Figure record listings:
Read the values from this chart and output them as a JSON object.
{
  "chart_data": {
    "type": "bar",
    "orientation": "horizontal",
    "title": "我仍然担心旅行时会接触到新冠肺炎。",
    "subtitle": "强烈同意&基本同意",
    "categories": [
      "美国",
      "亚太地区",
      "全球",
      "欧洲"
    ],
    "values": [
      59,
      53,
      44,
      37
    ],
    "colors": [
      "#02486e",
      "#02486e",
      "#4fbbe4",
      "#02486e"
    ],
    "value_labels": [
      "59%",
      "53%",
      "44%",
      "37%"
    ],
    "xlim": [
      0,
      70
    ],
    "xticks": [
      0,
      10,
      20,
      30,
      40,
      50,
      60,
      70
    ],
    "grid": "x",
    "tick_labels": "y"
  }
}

** STATED EXERCISE **
Please output every record, keeping each line exact.

** RESPONSE **
Read the values from this chart and output them as a JSON object.
{
  "chart_data": {
    "type": "bar",
    "orientation": "horizontal",
    "title": "我仍然担心旅行时会接触到新冠肺炎。",
    "subtitle": "强烈同意&基本同意",
    "categories": [
      "美国",
      "亚太地区",
      "全球",
      "欧洲"
    ],
    "values": [
      59,
      53,
      44,
      37
    ],
    "colors": [
      "#02486e",
      "#02486e",
      "#4fbbe4",
      "#02486e"
    ],
    "value_labels": [
      "59%",
      "53%",
      "44%",
      "37%"
    ],
    "xlim": [
      0,
      70
    ],
    "xticks": [
      0,
      10,
      20,
      30,
      40,
      50,
      60,
      70
    ],
    "grid": "x",
    "tick_labels": "y"
  }
}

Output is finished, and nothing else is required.